**What is expected**
Print the entries that appear below, exactly as written and without their pictures.

**Given data**
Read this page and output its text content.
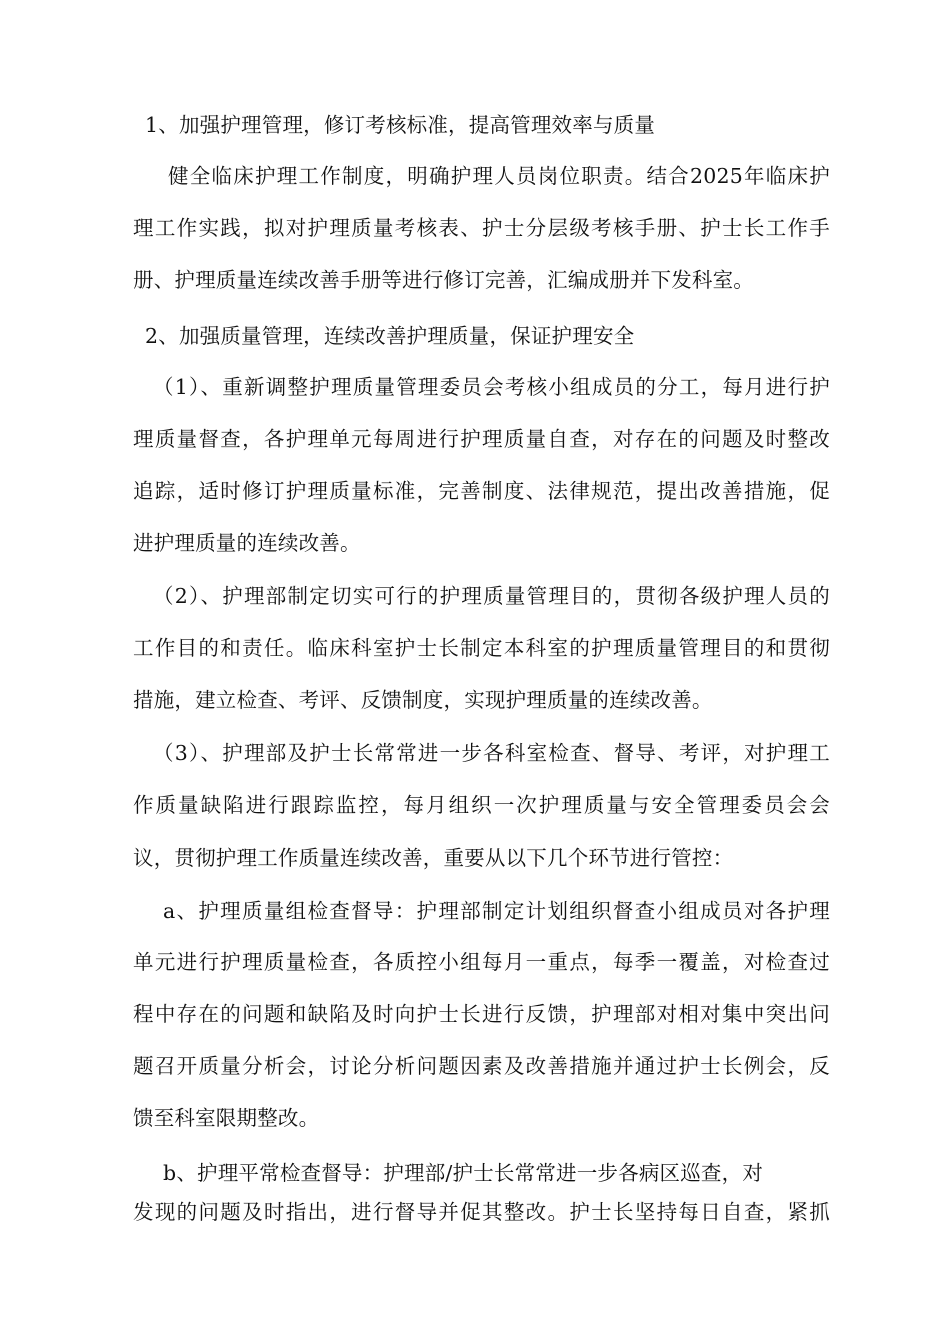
1、加强护理管理，修订考核标准，提高管理效率与质量
健全临床护理工作制度，明确护理人员岗位职责。结合2025年临床护
理工作实践，拟对护理质量考核表、护士分层级考核手册、护士长工作手
册、护理质量连续改善手册等进行修订完善，汇编成册并下发科室。
2、加强质量管理，连续改善护理质量，保证护理安全
（1）、重新调整护理质量管理委员会考核小组成员的分工，每月进行护
理质量督查，各护理单元每周进行护理质量自查，对存在的问题及时整改
追踪，适时修订护理质量标准，完善制度、法律规范，提出改善措施，促
进护理质量的连续改善。
（2）、护理部制定切实可行的护理质量管理目的，贯彻各级护理人员的
工作目的和责任。临床科室护士长制定本科室的护理质量管理目的和贯彻
措施，建立检查、考评、反馈制度，实现护理质量的连续改善。
（3）、护理部及护士长常常进一步各科室检查、督导、考评，对护理工
作质量缺陷进行跟踪监控，每月组织一次护理质量与安全管理委员会会
议，贯彻护理工作质量连续改善，重要从以下几个环节进行管控：
a、护理质量组检查督导：护理部制定计划组织督查小组成员对各护理
单元进行护理质量检查，各质控小组每月一重点，每季一覆盖，对检查过
程中存在的问题和缺陷及时向护士长进行反馈，护理部对相对集中突出问
题召开质量分析会，讨论分析问题因素及改善措施并通过护士长例会，反
馈至科室限期整改。
b、护理平常检查督导：护理部/护士长常常进一步各病区巡查，对
发现的问题及时指出，进行督导并促其整改。护士长坚持每日自查，紧抓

**Expected answer**
Read this page and output its text content.
1、加强护理管理，修订考核标准，提高管理效率与质量
健全临床护理工作制度，明确护理人员岗位职责。结合2025年临床护
理工作实践，拟对护理质量考核表、护士分层级考核手册、护士长工作手
册、护理质量连续改善手册等进行修订完善，汇编成册并下发科室。
2、加强质量管理，连续改善护理质量，保证护理安全
（1）、重新调整护理质量管理委员会考核小组成员的分工，每月进行护
理质量督查，各护理单元每周进行护理质量自查，对存在的问题及时整改
追踪，适时修订护理质量标准，完善制度、法律规范，提出改善措施，促
进护理质量的连续改善。
（2）、护理部制定切实可行的护理质量管理目的，贯彻各级护理人员的
工作目的和责任。临床科室护士长制定本科室的护理质量管理目的和贯彻
措施，建立检查、考评、反馈制度，实现护理质量的连续改善。
（3）、护理部及护士长常常进一步各科室检查、督导、考评，对护理工
作质量缺陷进行跟踪监控，每月组织一次护理质量与安全管理委员会会
议，贯彻护理工作质量连续改善，重要从以下几个环节进行管控：
a、护理质量组检查督导：护理部制定计划组织督查小组成员对各护理
单元进行护理质量检查，各质控小组每月一重点，每季一覆盖，对检查过
程中存在的问题和缺陷及时向护士长进行反馈，护理部对相对集中突出问
题召开质量分析会，讨论分析问题因素及改善措施并通过护士长例会，反
馈至科室限期整改。
b、护理平常检查督导：护理部/护士长常常进一步各病区巡查，对
发现的问题及时指出，进行督导并促其整改。护士长坚持每日自查，紧抓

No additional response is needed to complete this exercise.